== Request ==
Find the lines containing the word "izohlanadi" and copy every one of them.

================================

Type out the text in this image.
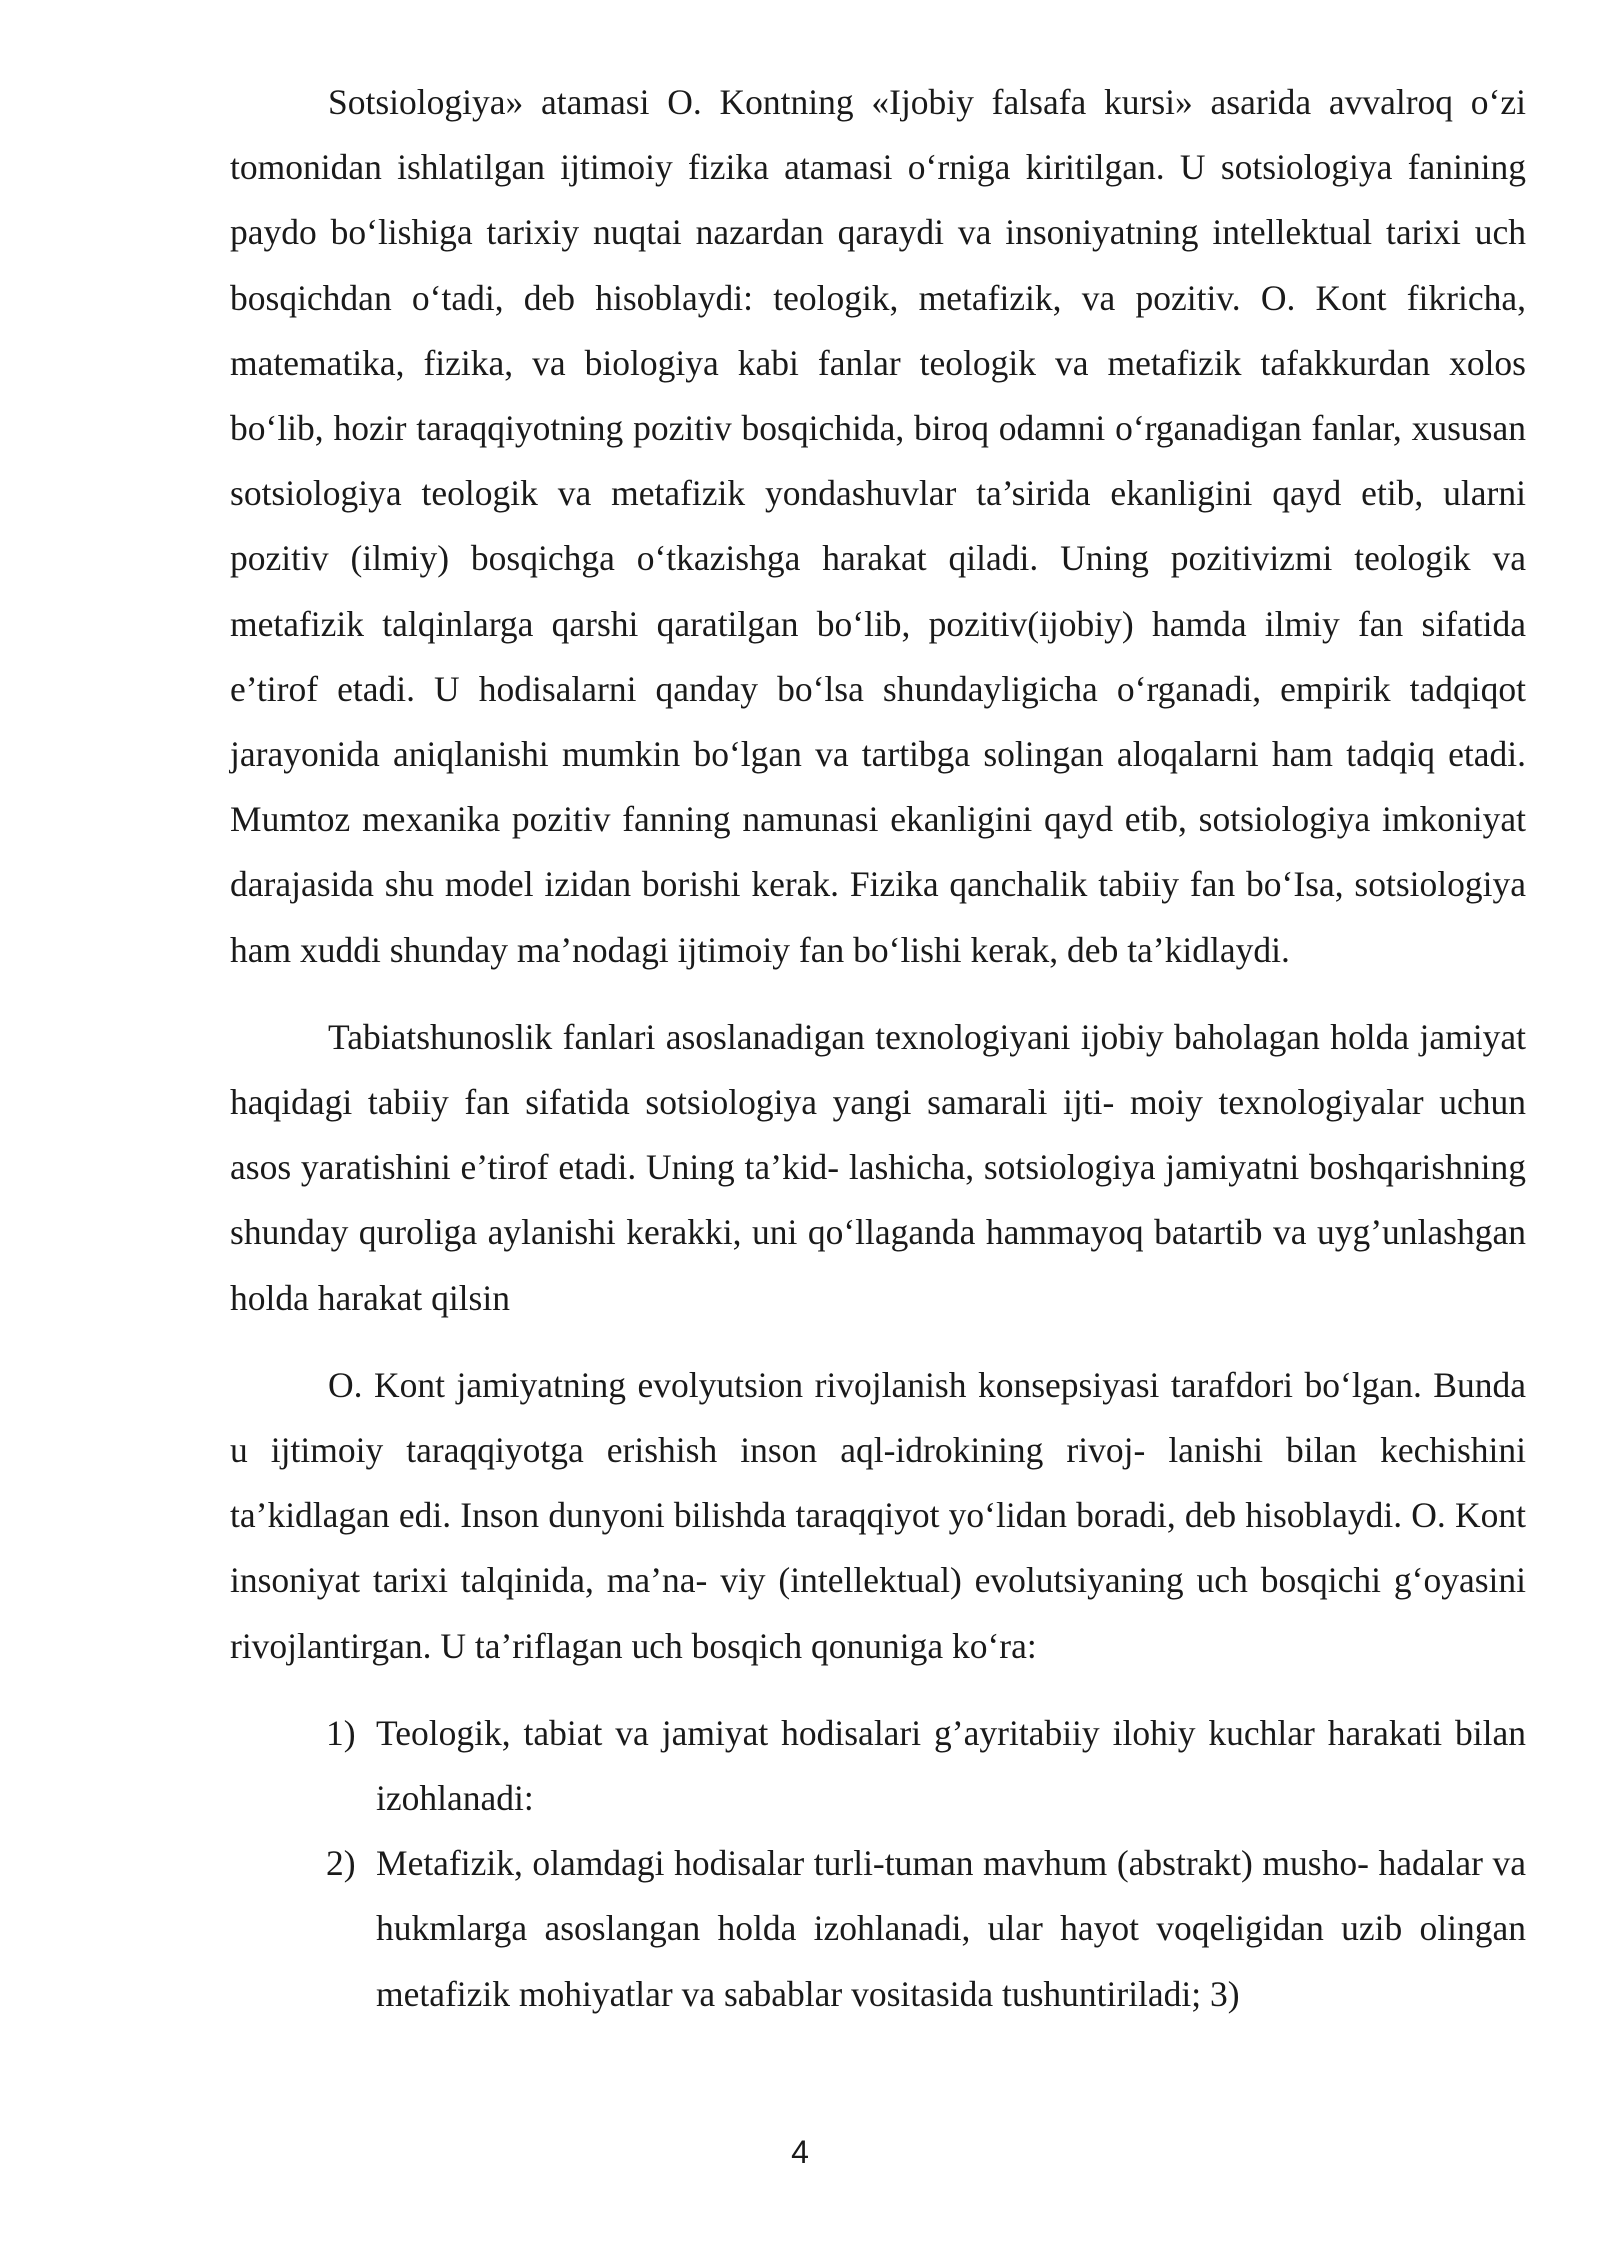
Sotsiologiya» atamasi O. Kontning «Ijobiy falsafa kursi» asarida avvalroq o‘zi tomonidan ishlatilgan ijtimoiy fizika atamasi o‘rniga kiritilgan. U sotsiologiya fanining paydo bo‘lishiga tarixiy nuqtai nazardan qaraydi va insoniyatning intellektual tarixi uch bosqichdan o‘tadi, deb hisoblaydi: teologik, metafizik, va pozitiv. O. Kont fikricha, matematika, fizika, va biologiya kabi fanlar teologik va metafizik tafakkurdan xolos bo‘lib, hozir taraqqiyotning pozitiv bosqichida, biroq odamni o‘rganadigan fanlar, xususan sotsiologiya teologik va metafizik yondashuvlar ta’sirida ekanligini qayd etib, ularni pozitiv (ilmiy) bosqichga o‘tkazishga harakat qiladi. Uning pozitivizmi teologik va metafizik talqinlarga qarshi qaratilgan bo‘lib, pozitiv(ijobiy) hamda ilmiy fan sifatida e’tirof etadi. U hodisalarni qanday bo‘lsa shundayligicha o‘rganadi, empirik tadqiqot jarayonida aniqlanishi mumkin bo‘lgan va tartibga solingan aloqalarni ham tadqiq etadi. Mumtoz mexanika pozitiv fanning namunasi ekanligini qayd etib, sotsiologiya imkoniyat darajasida shu model izidan borishi kerak. Fizika qanchalik tabiiy fan bo‘Isa, sotsiologiya ham xuddi shunday ma’nodagi ijtimoiy fan bo‘lishi kerak, deb ta’kidlaydi.

Tabiatshunoslik fanlari asoslanadigan texnologiyani ijobiy baholagan holda jamiyat haqidagi tabiiy fan sifatida sotsiologiya yangi samarali ijti- moiy texnologiyalar uchun asos yaratishini e’tirof etadi. Uning ta’kid- lashicha, sotsiologiya jamiyatni boshqarishning shunday quroliga aylanishi kerakki, uni qo‘llaganda hammayoq batartib va uyg’unlashgan holda harakat qilsin

O. Kont jamiyatning evolyutsion rivojlanish konsepsiyasi tarafdori bo‘lgan. Bunda u ijtimoiy taraqqiyotga erishish inson aql-idrokining rivoj- lanishi bilan kechishini ta’kidlagan edi. Inson dunyoni bilishda taraqqiyot yo‘lidan boradi, deb hisoblaydi. O. Kont insoniyat tarixi talqinida, ma’na- viy (intellektual) evolutsiyaning uch bosqichi g‘oyasini rivojlantirgan. U ta’riflagan uch bosqich qonuniga ko‘ra:

1) Teologik, tabiat va jamiyat hodisalari g’ayritabiiy ilohiy kuchlar harakati bilan izohlanadi:
2) Metafizik, olamdagi hodisalar turli-tuman mavhum (abstrakt) musho- hadalar va hukmlarga asoslangan holda izohlanadi, ular hayot voqeligidan uzib olingan metafizik mohiyatlar va sabablar vositasida tushuntiriladi; 3)
4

================================

== Written answer ==
1) Teologik, tabiat va jamiyat hodisalari g’ayritabiiy ilohiy kuchlar harakati bilan izohlanadi:
2) Metafizik, olamdagi hodisalar turli-tuman mavhum (abstrakt) musho- hadalar va hukmlarga asoslangan holda izohlanadi, ular hayot voqeligidan uzib olingan metafizik mohiyatlar va sabablar vositasida tushuntiriladi; 3)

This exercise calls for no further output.